:: Description of the task ::
Arrange every line of the rows below as one numbered list, skipping blank lines. Leave the pictures out of your answer.

=-=-=

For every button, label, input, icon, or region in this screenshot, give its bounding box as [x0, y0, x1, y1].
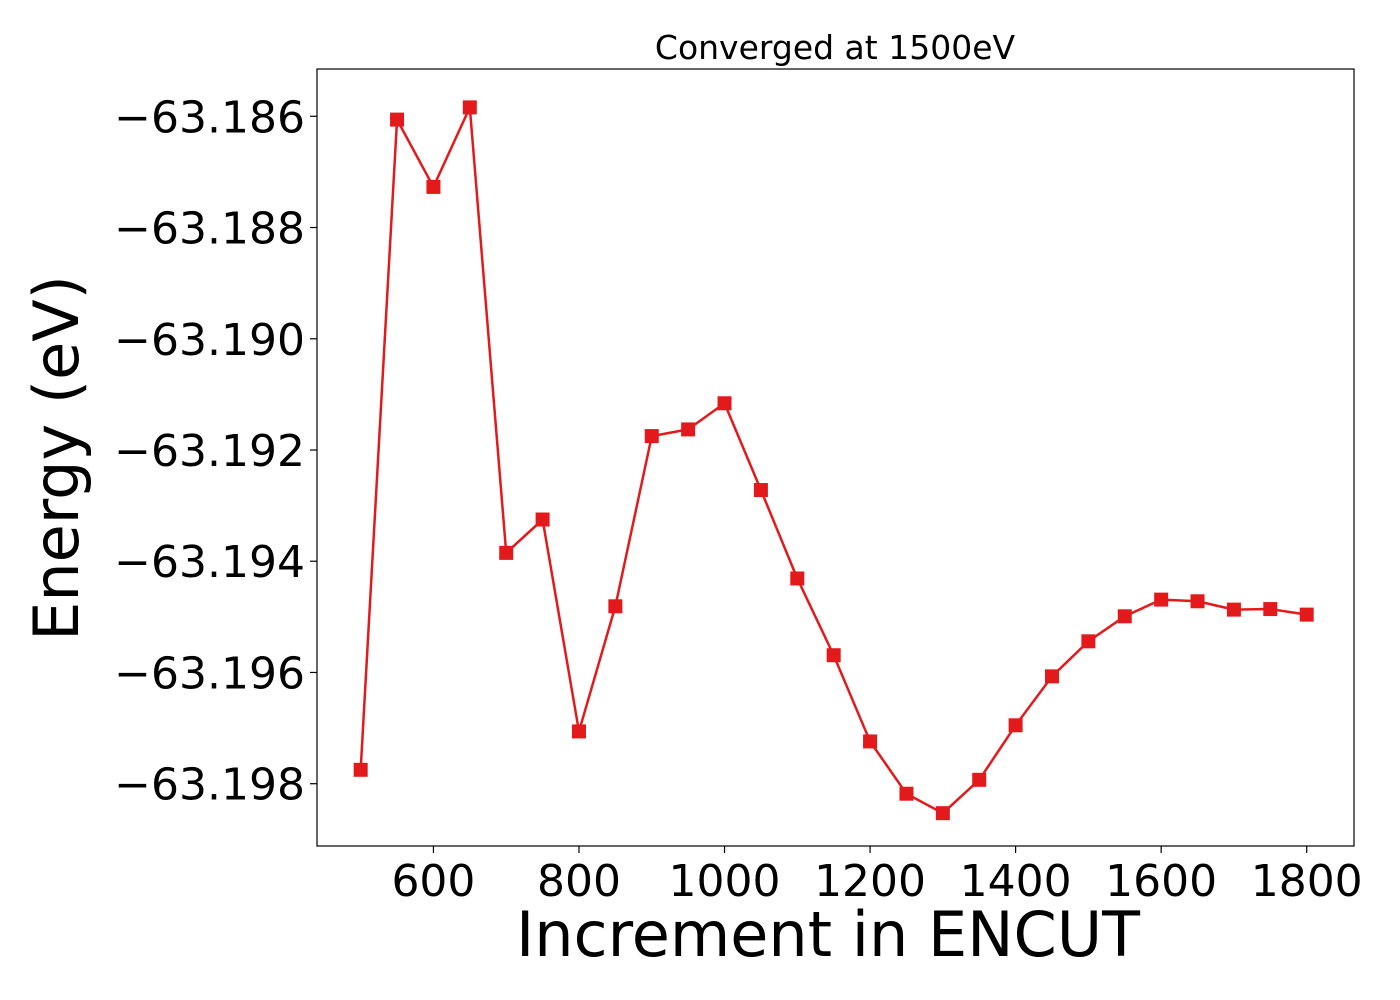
data-point-marker	[681, 422, 696, 437]
data-point-marker	[390, 112, 405, 127]
y-tick-label: −63.188	[114, 204, 305, 255]
data-point-marker	[1190, 594, 1205, 609]
y-tick-label: −63.190	[114, 315, 305, 366]
data-point-marker	[790, 571, 805, 586]
data-point-marker	[1008, 718, 1023, 733]
data-point-marker	[1299, 607, 1314, 622]
data-point-marker	[1081, 634, 1096, 649]
y-tick-label: −63.194	[114, 537, 305, 588]
x-tick-label: 1200	[814, 856, 926, 907]
x-axis: 600 800 1000 1200 1400 1600 1800	[391, 846, 1363, 907]
y-tick-label: −63.186	[114, 92, 305, 143]
x-tick-label: 1400	[960, 856, 1072, 907]
plot-frame	[316, 68, 1355, 847]
data-point-marker	[972, 772, 987, 787]
data-point-marker	[571, 724, 586, 739]
data-point-marker	[863, 734, 878, 749]
y-tick-label: −63.196	[114, 648, 305, 699]
y-axis-title: Energy (eV)	[20, 275, 93, 641]
x-tick-label: 600	[391, 856, 475, 907]
data-point-marker	[644, 429, 659, 444]
data-point-marker	[1263, 602, 1278, 617]
data-point-marker	[353, 762, 368, 777]
data-point-marker	[462, 100, 477, 115]
data-point-marker	[499, 545, 514, 560]
x-tick-label: 1000	[669, 856, 781, 907]
data-point-marker	[1117, 609, 1132, 624]
data-point-marker	[826, 648, 841, 663]
x-tick-label: 1800	[1251, 856, 1363, 907]
data-point-marker	[899, 786, 914, 801]
x-axis-title: Increment in ENCUT	[516, 898, 1141, 971]
y-tick-label: −63.198	[114, 760, 305, 811]
chart-title: Converged at 1500eV	[655, 28, 1016, 67]
data-point-marker	[1226, 602, 1241, 617]
x-tick-label: 1600	[1105, 856, 1217, 907]
data-point-marker	[1154, 592, 1169, 607]
data-point-marker	[608, 599, 623, 614]
data-point-marker	[426, 179, 441, 194]
data-point-marker	[535, 512, 550, 527]
y-axis: −63.186 −63.188 −63.190 −63.192 −63.194 −63.1…	[114, 92, 317, 811]
x-tick-label: 800	[537, 856, 621, 907]
data-point-marker	[1044, 669, 1059, 684]
data-point-marker	[935, 806, 950, 821]
data-point-marker	[717, 396, 732, 411]
series-layer	[353, 100, 1314, 821]
y-tick-label: −63.192	[114, 426, 305, 477]
data-point-marker	[753, 483, 768, 498]
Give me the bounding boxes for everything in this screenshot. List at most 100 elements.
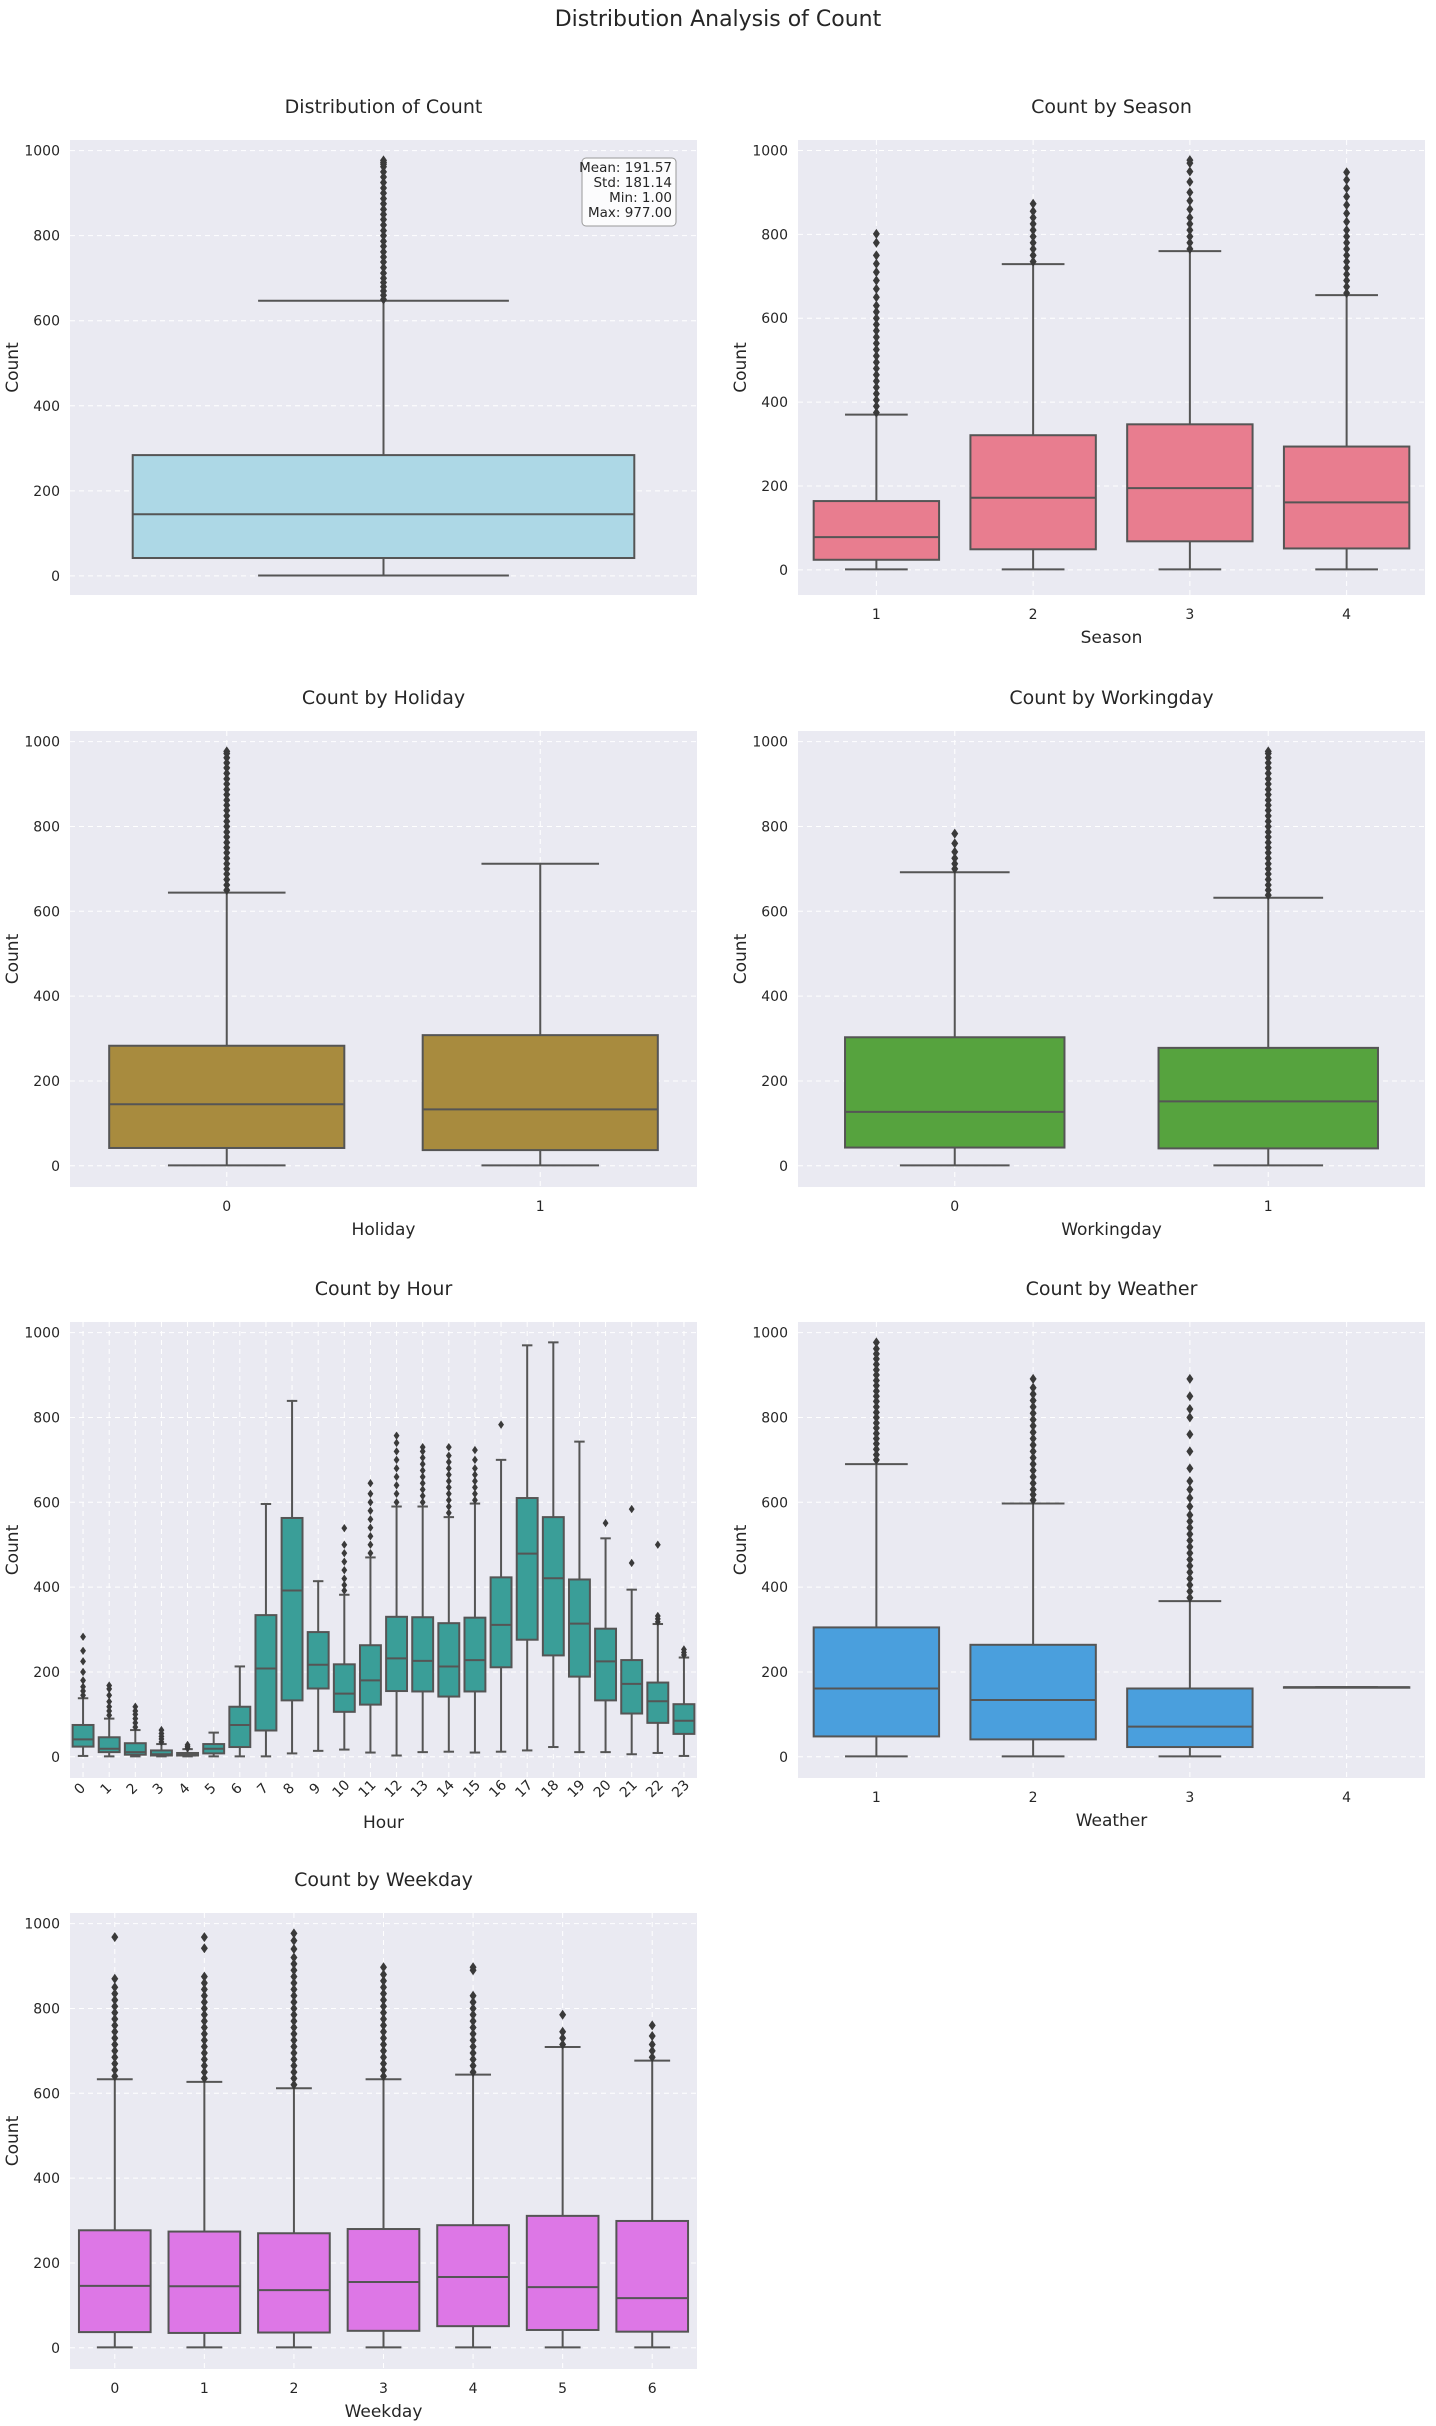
box-weekday-5 <box>525 2009 600 2349</box>
outlier-point <box>1186 1501 1194 1512</box>
x-tick-label: 2 <box>1029 607 1038 623</box>
outlier-point <box>1029 1373 1037 1384</box>
outlier-point <box>223 832 231 843</box>
outlier-point <box>1029 212 1037 223</box>
outlier-point <box>111 2045 119 2056</box>
outlier-point <box>472 1470 478 1479</box>
y-tick-label: 200 <box>33 484 60 500</box>
outlier-point <box>872 1380 880 1391</box>
iqr-box <box>228 1705 252 1749</box>
outlier-point <box>1029 218 1037 229</box>
outlier-point <box>1264 784 1272 795</box>
outlier-point <box>1186 1554 1194 1565</box>
outlier-point <box>223 847 231 858</box>
outlier-point <box>380 236 387 247</box>
outlier-point <box>1186 166 1194 177</box>
iqr-box <box>97 1736 121 1754</box>
box-weather-1 <box>812 1337 941 1758</box>
outlier-point <box>1343 174 1351 185</box>
outlier-point <box>469 2035 477 2046</box>
y-tick-label: 200 <box>33 1074 60 1090</box>
outlier-point <box>1343 244 1351 255</box>
outlier-point <box>872 313 880 324</box>
outlier-point <box>559 2026 567 2037</box>
outlier-point <box>80 1686 86 1696</box>
x-axis-label: Season <box>1081 628 1143 648</box>
outlier-point <box>341 1549 348 1558</box>
outlier-point <box>951 858 959 869</box>
iqr-box <box>489 1576 513 1669</box>
outlier-point <box>1029 237 1037 248</box>
iqr-box <box>1126 423 1254 543</box>
iqr-box <box>108 1044 346 1149</box>
outlier-point <box>1029 1465 1037 1476</box>
y-tick-label: 0 <box>779 1159 788 1175</box>
iqr-box <box>385 1615 409 1693</box>
outlier-point <box>1029 1484 1037 1495</box>
outlier-point <box>654 1611 661 1621</box>
box-season-3 <box>1126 155 1254 571</box>
outlier-point <box>393 1481 400 1490</box>
outlier-point <box>872 300 880 311</box>
outlier-point <box>290 2016 298 2027</box>
outlier-point <box>628 1558 635 1568</box>
outlier-point <box>380 2045 387 2056</box>
box-hour-5 <box>202 1731 226 1758</box>
box-hour-11 <box>358 1479 382 1754</box>
outlier-point <box>393 1431 400 1440</box>
outlier-point <box>1186 1586 1194 1597</box>
y-tick-label: 1000 <box>752 735 788 751</box>
outlier-point <box>1264 837 1272 848</box>
iqr-box <box>1282 445 1411 550</box>
outlier-point <box>1264 789 1272 800</box>
outlier-point <box>1264 832 1272 843</box>
x-axis-label: Weather <box>1076 1811 1148 1831</box>
outlier-point <box>380 209 387 220</box>
outlier-point <box>132 1706 139 1716</box>
y-tick-label: 1000 <box>752 1326 788 1342</box>
outlier-point <box>872 325 880 336</box>
outlier-point <box>1343 183 1351 194</box>
outlier-point <box>1343 250 1351 261</box>
outlier-point <box>223 789 231 800</box>
outlier-point <box>380 251 387 262</box>
outlier-point <box>872 332 880 343</box>
outlier-point <box>111 2026 119 2037</box>
outlier-point <box>1264 810 1272 821</box>
outlier-point <box>380 2026 387 2037</box>
outlier-point <box>1343 191 1351 202</box>
outlier-point <box>290 2009 298 2020</box>
outlier-point <box>469 2022 477 2033</box>
outlier-point <box>200 2060 208 2071</box>
outlier-point <box>1264 779 1272 790</box>
y-tick-label: 1000 <box>24 1326 60 1342</box>
outlier-point <box>200 1943 208 1954</box>
outlier-point <box>1186 237 1194 248</box>
outlier-point <box>1186 187 1194 198</box>
outlier-point <box>200 2035 208 2046</box>
outlier-point <box>1186 1463 1194 1474</box>
x-tick-label: 3 <box>1185 1790 1194 1806</box>
outlier-point <box>872 395 880 405</box>
x-axis-label: Weekday <box>345 2402 423 2422</box>
outlier-point <box>290 1952 298 1963</box>
outlier-point <box>290 2028 298 2039</box>
outlier-point <box>380 2001 387 2012</box>
outlier-point <box>223 874 231 885</box>
outlier-point <box>872 382 880 393</box>
outlier-point <box>1264 863 1272 874</box>
outlier-point <box>223 795 231 806</box>
box-hour-3 <box>149 1725 173 1758</box>
outlier-point <box>367 1489 374 1498</box>
outlier-point <box>367 1532 374 1541</box>
outlier-point <box>648 2039 656 2050</box>
outlier-point <box>445 1476 452 1486</box>
iqr-box <box>646 1681 670 1724</box>
outlier-point <box>290 1958 298 1969</box>
outlier-point <box>80 1657 86 1666</box>
y-tick-label: 600 <box>33 2086 60 2102</box>
outlier-point <box>1029 1446 1037 1457</box>
outlier-point <box>1186 1535 1194 1546</box>
outlier-point <box>380 2064 387 2075</box>
outlier-point <box>469 1997 477 2008</box>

=-=-=

:: Solution for this problem ::
1. For every button, label, input, icon, or region in this screenshot, give its bounding box as [x0, y0, x1, y1].
2. data-point-marker	[681, 422, 696, 437]
3. data-point-marker	[390, 112, 405, 127]
4. y-tick-label: −63.188	[114, 204, 305, 255]
5. data-point-marker	[1190, 594, 1205, 609]
6. y-tick-label: −63.190	[114, 315, 305, 366]
7. data-point-marker	[790, 571, 805, 586]
8. data-point-marker	[1008, 718, 1023, 733]
9. data-point-marker	[1299, 607, 1314, 622]
10. data-point-marker	[1081, 634, 1096, 649]
11. y-tick-label: −63.194	[114, 537, 305, 588]
12. x-tick-label: 1200	[814, 856, 926, 907]
13. x-axis: 600 800 1000 1200 1400 1600 1800	[391, 846, 1363, 907]
14. y-tick-label: −63.186	[114, 92, 305, 143]
15. x-tick-label: 1400	[960, 856, 1072, 907]
16. plot-frame	[316, 68, 1355, 847]
17. data-point-marker	[972, 772, 987, 787]
18. data-point-marker	[571, 724, 586, 739]
19. data-point-marker	[863, 734, 878, 749]
20. y-tick-label: −63.196	[114, 648, 305, 699]
21. y-axis-title: Energy (eV)	[20, 275, 93, 641]
22. x-tick-label: 600	[391, 856, 475, 907]
23. data-point-marker	[644, 429, 659, 444]
24. data-point-marker	[1263, 602, 1278, 617]
25. data-point-marker	[353, 762, 368, 777]
26. data-point-marker	[462, 100, 477, 115]
27. data-point-marker	[499, 545, 514, 560]
28. x-tick-label: 1000	[669, 856, 781, 907]
29. data-point-marker	[1117, 609, 1132, 624]
30. data-point-marker	[826, 648, 841, 663]
31. x-tick-label: 1800	[1251, 856, 1363, 907]
32. data-point-marker	[899, 786, 914, 801]
33. x-axis-title: Increment in ENCUT	[516, 898, 1141, 971]
34. y-tick-label: −63.198	[114, 760, 305, 811]
35. chart-title: Converged at 1500eV	[655, 28, 1016, 67]
36. data-point-marker	[1226, 602, 1241, 617]
37. x-tick-label: 1600	[1105, 856, 1217, 907]
38. data-point-marker	[1154, 592, 1169, 607]
39. data-point-marker	[608, 599, 623, 614]
40. data-point-marker	[426, 179, 441, 194]
41. data-point-marker	[535, 512, 550, 527]
42. y-axis: −63.186 −63.188 −63.190 −63.192 −63.194 −63.1…	[114, 92, 317, 811]
43. x-tick-label: 800	[537, 856, 621, 907]
44. data-point-marker	[1044, 669, 1059, 684]
45. data-point-marker	[935, 806, 950, 821]
46. data-point-marker	[717, 396, 732, 411]
47. series-layer	[353, 100, 1314, 821]
48. y-tick-label: −63.192	[114, 426, 305, 477]
49. data-point-marker	[753, 483, 768, 498]
50. Give me the bounding boxes for everything in this screenshot. List at most 100 elements.
51. box-weekday-5 <box>525 2009 600 2349</box>
52. outlier-point <box>1186 1501 1194 1512</box>
53. x-tick-label: 2 <box>1029 607 1038 623</box>
54. outlier-point <box>1029 1373 1037 1384</box>
55. outlier-point <box>223 832 231 843</box>
56. outlier-point <box>1029 212 1037 223</box>
57. outlier-point <box>111 2045 119 2056</box>
58. outlier-point <box>472 1470 478 1479</box>
59. y-tick-label: 200 <box>33 484 60 500</box>
60. outlier-point <box>872 1380 880 1391</box>
61. iqr-box <box>228 1705 252 1749</box>
62. outlier-point <box>1029 218 1037 229</box>
63. outlier-point <box>1264 784 1272 795</box>
64. outlier-point <box>1186 1554 1194 1565</box>
65. outlier-point <box>223 847 231 858</box>
66. outlier-point <box>380 236 387 247</box>
67. outlier-point <box>1186 166 1194 177</box>
68. iqr-box <box>97 1736 121 1754</box>
69. box-weather-1 <box>812 1337 941 1758</box>
70. outlier-point <box>1343 174 1351 185</box>
71. outlier-point <box>469 2035 477 2046</box>
72. y-tick-label: 200 <box>33 1074 60 1090</box>
73. outlier-point <box>1343 244 1351 255</box>
74. outlier-point <box>872 313 880 324</box>
75. outlier-point <box>559 2026 567 2037</box>
76. outlier-point <box>80 1686 86 1696</box>
77. x-axis-label: Season <box>1081 628 1143 648</box>
78. outlier-point <box>341 1549 348 1558</box>
79. outlier-point <box>951 858 959 869</box>
80. iqr-box <box>489 1576 513 1669</box>
81. outlier-point <box>1029 237 1037 248</box>
82. iqr-box <box>1126 423 1254 543</box>
83. iqr-box <box>108 1044 346 1149</box>
84. outlier-point <box>1029 1465 1037 1476</box>
85. y-tick-label: 0 <box>779 1159 788 1175</box>
86. iqr-box <box>385 1615 409 1693</box>
87. outlier-point <box>1029 1484 1037 1495</box>
88. outlier-point <box>654 1611 661 1621</box>
89. box-season-3 <box>1126 155 1254 571</box>
90. outlier-point <box>393 1481 400 1490</box>
91. outlier-point <box>872 300 880 311</box>
92. outlier-point <box>290 2016 298 2027</box>
93. outlier-point <box>628 1558 635 1568</box>
94. outlier-point <box>380 2045 387 2056</box>
95. box-hour-5 <box>202 1731 226 1758</box>
96. box-hour-11 <box>358 1479 382 1754</box>
97. outlier-point <box>393 1431 400 1440</box>
98. outlier-point <box>1186 1586 1194 1597</box>
99. y-tick-label: 1000 <box>752 735 788 751</box>
100. outlier-point <box>1264 837 1272 848</box>
101. iqr-box <box>1282 445 1411 550</box>
102. outlier-point <box>1264 789 1272 800</box>
103. outlier-point <box>1264 832 1272 843</box>
104. x-axis-label: Weather <box>1076 1811 1148 1831</box>
105. outlier-point <box>380 209 387 220</box>
106. outlier-point <box>132 1706 139 1716</box>
107. y-tick-label: 1000 <box>752 1326 788 1342</box>
108. outlier-point <box>872 325 880 336</box>
109. outlier-point <box>1343 183 1351 194</box>
110. outlier-point <box>1343 250 1351 261</box>
111. outlier-point <box>223 789 231 800</box>
112. outlier-point <box>380 251 387 262</box>
113. outlier-point <box>872 332 880 343</box>
114. outlier-point <box>111 2026 119 2037</box>
115. outlier-point <box>1264 810 1272 821</box>
116. outlier-point <box>380 2026 387 2037</box>
117. outlier-point <box>1343 191 1351 202</box>
118. outlier-point <box>290 2009 298 2020</box>
119. outlier-point <box>469 2022 477 2033</box>
120. outlier-point <box>200 2060 208 2071</box>
121. outlier-point <box>1264 779 1272 790</box>
122. y-tick-label: 1000 <box>24 1326 60 1342</box>
123. outlier-point <box>200 1943 208 1954</box>
124. outlier-point <box>1186 237 1194 248</box>
125. outlier-point <box>1186 187 1194 198</box>
126. outlier-point <box>200 2035 208 2046</box>
127. outlier-point <box>1186 1463 1194 1474</box>
128. x-tick-label: 3 <box>1185 1790 1194 1806</box>
129. outlier-point <box>872 395 880 405</box>
130. x-axis-label: Weekday <box>345 2402 423 2422</box>
131. outlier-point <box>290 1952 298 1963</box>
132. outlier-point <box>290 2028 298 2039</box>
133. outlier-point <box>380 2001 387 2012</box>
134. outlier-point <box>223 874 231 885</box>
135. outlier-point <box>872 382 880 393</box>
136. outlier-point <box>1264 863 1272 874</box>
137. outlier-point <box>223 795 231 806</box>
138. box-hour-3 <box>149 1725 173 1758</box>
139. outlier-point <box>367 1489 374 1498</box>
140. outlier-point <box>367 1532 374 1541</box>
141. outlier-point <box>648 2039 656 2050</box>
142. outlier-point <box>445 1476 452 1486</box>
143. iqr-box <box>646 1681 670 1724</box>
144. outlier-point <box>290 1958 298 1969</box>
145. outlier-point <box>80 1657 86 1666</box>
146. y-tick-label: 600 <box>33 2086 60 2102</box>
147. outlier-point <box>1029 1446 1037 1457</box>
148. outlier-point <box>1186 1535 1194 1546</box>
149. outlier-point <box>380 2064 387 2075</box>
150. outlier-point <box>469 1997 477 2008</box>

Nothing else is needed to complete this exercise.